== Passage shown ==
────

# Austin Texas



## srhodes (Jun 30, 2014)

Hi, I'm currently living in Australia & plan to move to Austin, Texas early next year with my husband & 3 young children. Is there anyone out there living in Austin who i could bombard with questions?? Thanks.


----------



## twostep (Apr 3, 2008)

srhodes said:


> Hi, I'm currently living in Australia & plan to move to Austin, Texas early next year with my husband & 3 young children. Is there anyone out there living in Austin who i could bombard with questions?? Thanks.


Welcome to Texas! It is a different ball game!
We have several posters from Austin so bring on the questions.


----------



## srhodes (Jun 30, 2014)

*Schools*

Hi
can anyone tell me when children start school in Austin? I will have an 8yr, 7yr & 5yr old when we arrive early next year, (the 5 yr old doesn't turn 5 until Dec 2014).
Also any good family areas that we should look at?
Thanks


----------



## twostep (Apr 3, 2008)

The school district is probably your best source of information regarding enrollment questions. ttp://www.austinisd.org/schools


----------



## srhodes (Jun 30, 2014)

thanks, the website looks useful


----------



## twostep (Apr 3, 2008)

As far as location is concerned - please consider your husband's commute! Cities in Texas are sprawled out and traffic can be cruel.


----------



## mlj84 (Jun 28, 2014)

Hi Srhodes! Glad you decided on the great state of Texas. Austin is the home of the board of education. I live in Dallas but if I could answer any questions please feel free to let me know.


----------



## granditaly (Apr 27, 2012)

I moved from Ireland to austin Tx 5 years ago. The city had been growing a lot during the past 5 years and so cost of living (housing). Still cheap compared to other Us cities. Austin in cute, hot long summers and great music.
A good school district will dictate where you will live.


----------



## srhodes (Jun 30, 2014)

Thanks for the encouragement! When i know more, i'm sure i'll have 101 Qs to ask!


----------



## rukie1984 (Oct 4, 2014)

twostep said:


> Welcome to Texas! It is a different ball game!
> We have several posters from Austin so bring on the questions.


I live in Austin, Texas. It is not my native state (I am from California), but I have lived here since 2005. You can ask me anything you like. However, you should know that I do not have children. I do, however, know when schools start/end (varies slightly by district) and also have a fair amount of knowledge regarding public schools in Austin. I have also lived in and have knowledge of the very many "neighborhoods" or "areas" of Austin (for a relatively small city, you would be surprised how many times we break it up into different areas--North, North Central, North East, Downtown, West, Northwest, South, Southeast, Southwest, etc etc!!). I have lived here long enough to be able to answer most of your questions if you should need 

Ruthie


----------



## shortcols (Jan 12, 2015)

I lived in Austin for a while before moving to New York. I loved the city but be prepared for long HOT summers, they can be brutal.

────

== Requirement a ==
Duplicate the entries from the line with "Segment this screenshot: for" up to and including the line with "- category-label: EUR/JPY: [70, 103, 133, 120]", leaving the pictures out.

== Data lines ==
────

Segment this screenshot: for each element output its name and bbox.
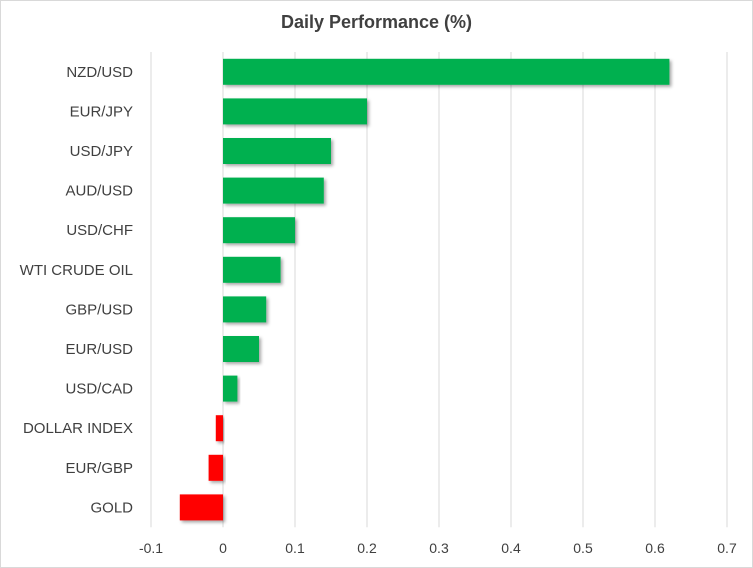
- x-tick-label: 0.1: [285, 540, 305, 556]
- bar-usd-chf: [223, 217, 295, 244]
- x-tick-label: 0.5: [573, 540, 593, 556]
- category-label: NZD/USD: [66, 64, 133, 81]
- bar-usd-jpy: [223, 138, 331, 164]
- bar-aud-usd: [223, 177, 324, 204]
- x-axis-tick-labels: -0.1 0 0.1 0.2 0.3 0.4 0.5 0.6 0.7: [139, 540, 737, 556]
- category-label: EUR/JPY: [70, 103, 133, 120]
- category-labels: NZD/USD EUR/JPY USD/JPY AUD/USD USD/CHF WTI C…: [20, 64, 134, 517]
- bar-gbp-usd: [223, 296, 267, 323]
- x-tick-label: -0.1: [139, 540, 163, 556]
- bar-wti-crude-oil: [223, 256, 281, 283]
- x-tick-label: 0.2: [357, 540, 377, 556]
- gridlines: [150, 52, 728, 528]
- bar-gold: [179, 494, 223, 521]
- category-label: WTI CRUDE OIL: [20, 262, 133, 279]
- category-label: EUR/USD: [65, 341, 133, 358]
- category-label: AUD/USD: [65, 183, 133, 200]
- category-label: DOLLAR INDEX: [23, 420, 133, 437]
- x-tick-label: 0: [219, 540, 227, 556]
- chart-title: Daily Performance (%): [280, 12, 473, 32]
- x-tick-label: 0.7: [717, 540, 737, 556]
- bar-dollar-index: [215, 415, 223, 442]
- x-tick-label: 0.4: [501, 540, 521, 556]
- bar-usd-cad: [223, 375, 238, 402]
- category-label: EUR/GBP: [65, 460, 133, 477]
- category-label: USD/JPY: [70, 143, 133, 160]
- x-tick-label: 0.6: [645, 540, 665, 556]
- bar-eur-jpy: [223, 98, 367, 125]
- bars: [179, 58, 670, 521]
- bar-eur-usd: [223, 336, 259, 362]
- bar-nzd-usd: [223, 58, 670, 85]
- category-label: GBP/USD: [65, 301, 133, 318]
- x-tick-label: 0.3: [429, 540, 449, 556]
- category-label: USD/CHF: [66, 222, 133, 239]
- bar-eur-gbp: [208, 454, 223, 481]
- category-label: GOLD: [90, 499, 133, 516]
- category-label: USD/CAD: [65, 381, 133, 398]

────

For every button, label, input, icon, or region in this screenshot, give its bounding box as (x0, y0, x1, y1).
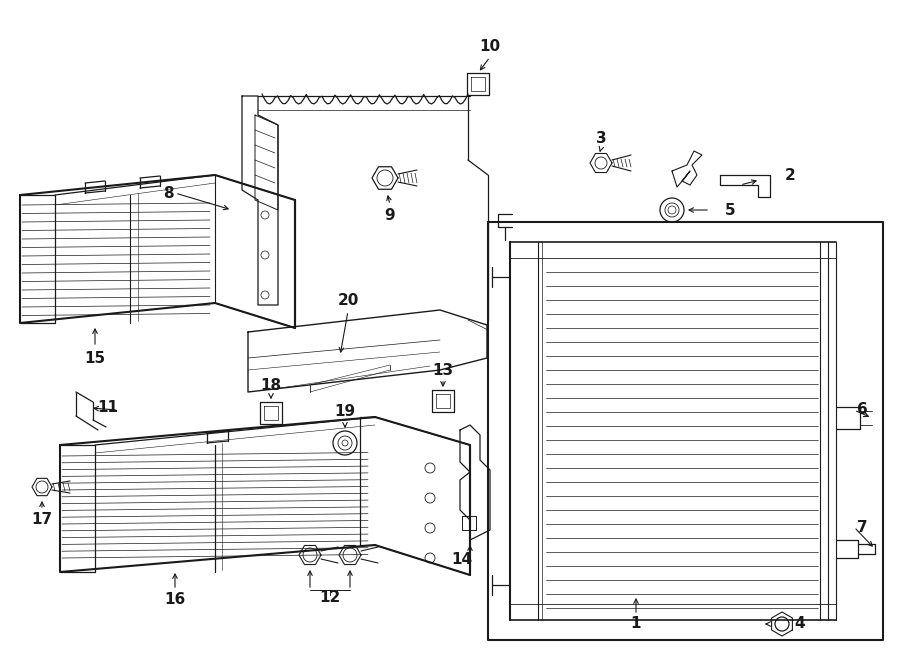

────

== Requirement b ==
Pick up the Austin relocation thread after its last post and keep it going.

== Task answer a ==
Segment this screenshot: for each element output its name and bbox.
- x-tick-label: 0.1: [285, 540, 305, 556]
- bar-usd-chf: [223, 217, 295, 244]
- x-tick-label: 0.5: [573, 540, 593, 556]
- category-label: NZD/USD: [66, 64, 133, 81]
- bar-usd-jpy: [223, 138, 331, 164]
- bar-aud-usd: [223, 177, 324, 204]
- x-axis-tick-labels: -0.1 0 0.1 0.2 0.3 0.4 0.5 0.6 0.7: [139, 540, 737, 556]
- category-label: EUR/JPY: [70, 103, 133, 120]

== Task answer b ==
----------



## twostep (Apr 3, 2008)

mlj84 said:


> Hi Srhodes! Glad you decided on the great state of Texas. Austin is the home of the board of education. I live in Dallas but if I could answer any questions please feel free to let me know.


Hello neighbor)))


----------



## Chend187 (Jan 15, 2015)

*Native Austinite*

Welcome to Austin. School starts in early September, they get a winter break in Decemeber til Jan 4th. School gets out in Early June.

As far as areas to live, the options are limitless! Austin is very safe but can be very very pricey depending upon the area. 

Westlake is beautiful - Hill country, deer and lots of trees. Its expensive, think Dell Computers..because he lives there.
Huge homes conservative views.

Downtown-Hip condos, not suitable for kids
Allandale, hyde park, crestview- Best family neighborhood closest to downtown. Prices are decent homes are a bit smaller as they were built in the 50's.

East side- Hipster, art cool , California nation, coffee shops out the wahzoo
Clarskville- More expensive portland, adorable craftman style homes close to downtown whole foods and has great schools (Where I grew up)
Tarrytown- Same school district as Clarskville but not as hippy more conservative family homes. Lots lots lots of families here.

South Austin- Cool area with lots of eco friendly people.Go hug some trees and drink organic coffee.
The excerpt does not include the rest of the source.